EXERCISE:
The records below must be transcribed exactly. Do not include the pictures.

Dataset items
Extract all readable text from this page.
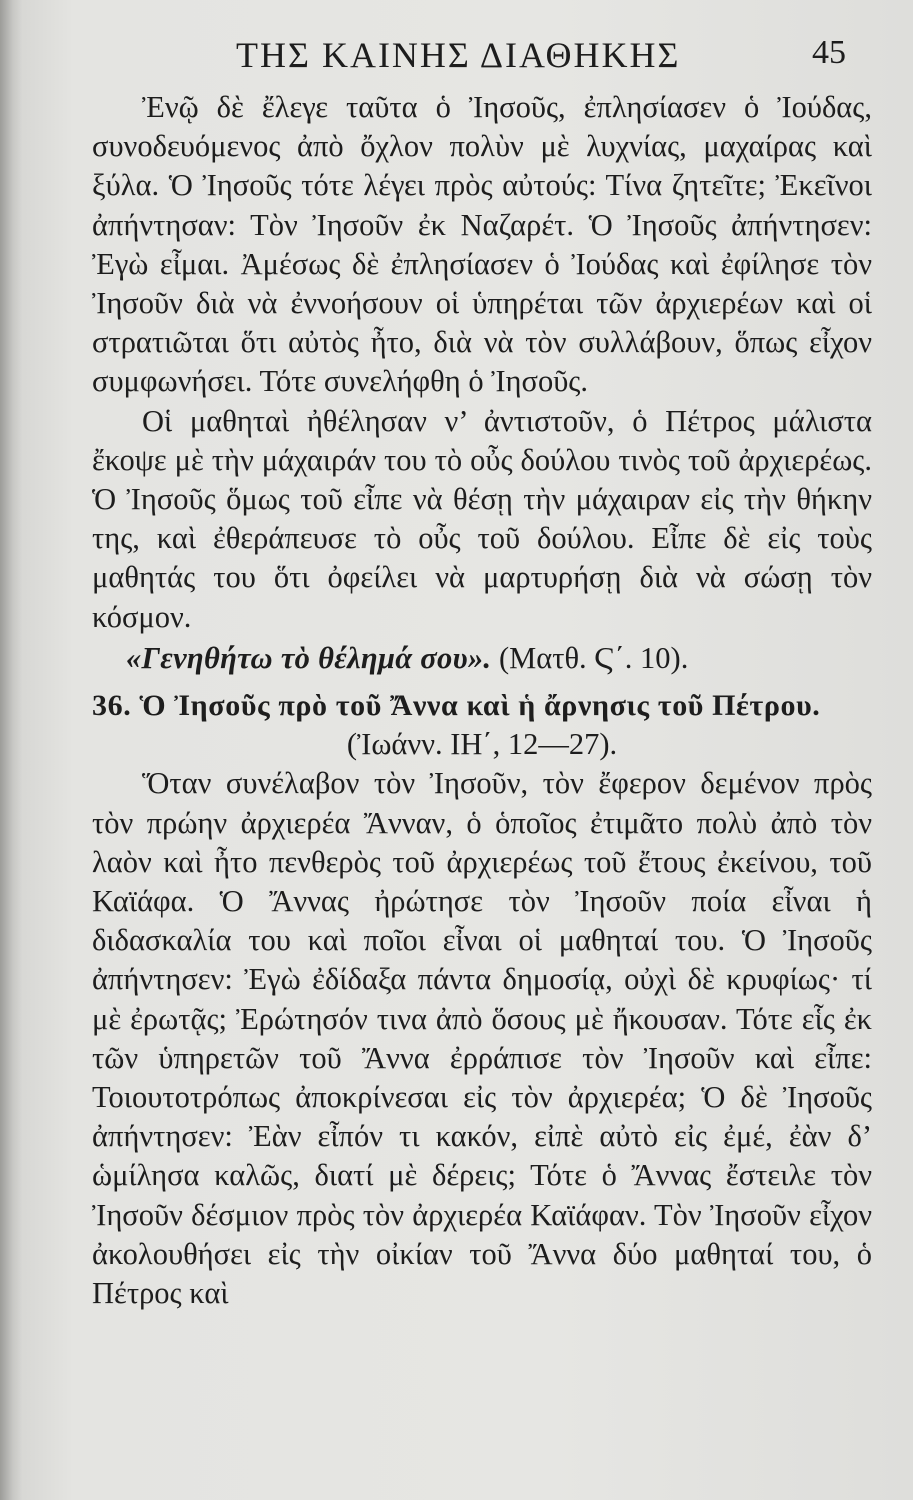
ΤΗΣ ΚΑΙΝΗΣ ΔΙΑΘΗΚΗΣ	45

Ἐνῷ δὲ ἔλεγε ταῦτα ὁ Ἰησοῦς, ἐπλησίασεν ὁ Ἰούδας, συνοδευόμενος ἀπὸ ὄχλον πολὺν μὲ λυχνίας, μαχαίρας καὶ ξύλα. Ὁ Ἰησοῦς τότε λέγει πρὸς αὐτούς: Τίνα ζητεῖτε; Ἐκεῖνοι ἀπήντησαν: Τὸν Ἰησοῦν ἐκ Ναζαρέτ. Ὁ Ἰησοῦς ἀπήντησεν: Ἐγὼ εἶμαι. Ἀμέσως δὲ ἐπλησίασεν ὁ Ἰούδας καὶ ἐφίλησε τὸν Ἰησοῦν διὰ νὰ ἐννοήσουν οἱ ὑπηρέται τῶν ἀρχιερέων καὶ οἱ στρατιῶται ὅτι αὐτὸς ἦτο, διὰ νὰ τὸν συλλάβουν, ὅπως εἶχον συμφωνήσει. Τότε συνελήφθη ὁ Ἰησοῦς.

Οἱ μαθηταὶ ἠθέλησαν ν’ ἀντιστοῦν, ὁ Πέτρος μάλιστα ἔκοψε μὲ τὴν μάχαιράν του τὸ οὖς δούλου τινὸς τοῦ ἀρχιερέως. Ὁ Ἰησοῦς ὅμως τοῦ εἶπε νὰ θέσῃ τὴν μάχαιραν εἰς τὴν θήκην της, καὶ ἐθεράπευσε τὸ οὖς τοῦ δούλου. Εἶπε δὲ εἰς τοὺς μαθητάς του ὅτι ὀφείλει νὰ μαρτυρήσῃ διὰ νὰ σώσῃ τὸν κόσμον.

«Γενηθήτω τὸ θέλημά σου». (Ματθ. Ϛ΄. 10).

36. Ὁ Ἰησοῦς πρὸ τοῦ Ἄννα καὶ ἡ ἄρνησις τοῦ Πέτρου.

(Ἰωάνν. ΙΗ΄, 12—27).

Ὅταν συνέλαβον τὸν Ἰησοῦν, τὸν ἔφερον δεμένον πρὸς τὸν πρώην ἀρχιερέα Ἄνναν, ὁ ὁποῖος ἐτιμᾶτο πολὺ ἀπὸ τὸν λαὸν καὶ ἦτο πενθερὸς τοῦ ἀρχιερέως τοῦ ἔτους ἐκείνου, τοῦ Καϊάφα. Ὁ Ἄννας ἠρώτησε τὸν Ἰησοῦν ποία εἶναι ἡ διδασκαλία του καὶ ποῖοι εἶναι οἱ μαθηταί του. Ὁ Ἰησοῦς ἀπήντησεν: Ἐγὼ ἐδίδαξα πάντα δημοσίᾳ, οὐχὶ δὲ κρυφίως· τί μὲ ἐρωτᾷς; Ἐρώτησόν τινα ἀπὸ ὅσους μὲ ἤκουσαν. Τότε εἷς ἐκ τῶν ὑπηρετῶν τοῦ Ἄννα ἐρράπισε τὸν Ἰησοῦν καὶ εἶπε: Τοιουτοτρόπως ἀποκρίνεσαι εἰς τὸν ἀρχιερέα; Ὁ δὲ Ἰησοῦς ἀπήντησεν: Ἐὰν εἶπόν τι κακόν, εἰπὲ αὐτὸ εἰς ἐμέ, ἐὰν δ’ ὡμίλησα καλῶς, διατί μὲ δέρεις; Τότε ὁ Ἄννας ἔστειλε τὸν Ἰησοῦν δέσμιον πρὸς τὸν ἀρχιερέα Καϊάφαν. Τὸν Ἰησοῦν εἶχον ἀκολουθήσει εἰς τὴν οἰκίαν τοῦ Ἄννα δύο μαθηταί του, ὁ Πέτρος καὶ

TASK ANSWER:
Extract all readable text from this page.
ΤΗΣ ΚΑΙΝΗΣ ΔΙΑΘΗΚΗΣ	45

Ἐνῷ δὲ ἔλεγε ταῦτα ὁ Ἰησοῦς, ἐπλησίασεν ὁ Ἰούδας, συνοδευόμενος ἀπὸ ὄχλον πολὺν μὲ λυχνίας, μαχαίρας καὶ ξύλα. Ὁ Ἰησοῦς τότε λέγει πρὸς αὐτούς: Τίνα ζητεῖτε; Ἐκεῖνοι ἀπήντησαν: Τὸν Ἰησοῦν ἐκ Ναζαρέτ. Ὁ Ἰησοῦς ἀπήντησεν: Ἐγὼ εἶμαι. Ἀμέσως δὲ ἐπλησίασεν ὁ Ἰούδας καὶ ἐφίλησε τὸν Ἰησοῦν διὰ νὰ ἐννοήσουν οἱ ὑπηρέται τῶν ἀρχιερέων καὶ οἱ στρατιῶται ὅτι αὐτὸς ἦτο, διὰ νὰ τὸν συλλάβουν, ὅπως εἶχον συμφωνήσει. Τότε συνελήφθη ὁ Ἰησοῦς.

Οἱ μαθηταὶ ἠθέλησαν ν’ ἀντιστοῦν, ὁ Πέτρος μάλιστα ἔκοψε μὲ τὴν μάχαιράν του τὸ οὖς δούλου τινὸς τοῦ ἀρχιερέως. Ὁ Ἰησοῦς ὅμως τοῦ εἶπε νὰ θέσῃ τὴν μάχαιραν εἰς τὴν θήκην της, καὶ ἐθεράπευσε τὸ οὖς τοῦ δούλου. Εἶπε δὲ εἰς τοὺς μαθητάς του ὅτι ὀφείλει νὰ μαρτυρήσῃ διὰ νὰ σώσῃ τὸν κόσμον.

«Γενηθήτω τὸ θέλημά σου». (Ματθ. Ϛ΄. 10).

36. Ὁ Ἰησοῦς πρὸ τοῦ Ἄννα καὶ ἡ ἄρνησις τοῦ Πέτρου.

(Ἰωάνν. ΙΗ΄, 12—27).

Ὅταν συνέλαβον τὸν Ἰησοῦν, τὸν ἔφερον δεμένον πρὸς τὸν πρώην ἀρχιερέα Ἄνναν, ὁ ὁποῖος ἐτιμᾶτο πολὺ ἀπὸ τὸν λαὸν καὶ ἦτο πενθερὸς τοῦ ἀρχιερέως τοῦ ἔτους ἐκείνου, τοῦ Καϊάφα. Ὁ Ἄννας ἠρώτησε τὸν Ἰησοῦν ποία εἶναι ἡ διδασκαλία του καὶ ποῖοι εἶναι οἱ μαθηταί του. Ὁ Ἰησοῦς ἀπήντησεν: Ἐγὼ ἐδίδαξα πάντα δημοσίᾳ, οὐχὶ δὲ κρυφίως· τί μὲ ἐρωτᾷς; Ἐρώτησόν τινα ἀπὸ ὅσους μὲ ἤκουσαν. Τότε εἷς ἐκ τῶν ὑπηρετῶν τοῦ Ἄννα ἐρράπισε τὸν Ἰησοῦν καὶ εἶπε: Τοιουτοτρόπως ἀποκρίνεσαι εἰς τὸν ἀρχιερέα; Ὁ δὲ Ἰησοῦς ἀπήντησεν: Ἐὰν εἶπόν τι κακόν, εἰπὲ αὐτὸ εἰς ἐμέ, ἐὰν δ’ ὡμίλησα καλῶς, διατί μὲ δέρεις; Τότε ὁ Ἄννας ἔστειλε τὸν Ἰησοῦν δέσμιον πρὸς τὸν ἀρχιερέα Καϊάφαν. Τὸν Ἰησοῦν εἶχον ἀκολουθήσει εἰς τὴν οἰκίαν τοῦ Ἄννα δύο μαθηταί του, ὁ Πέτρος καὶ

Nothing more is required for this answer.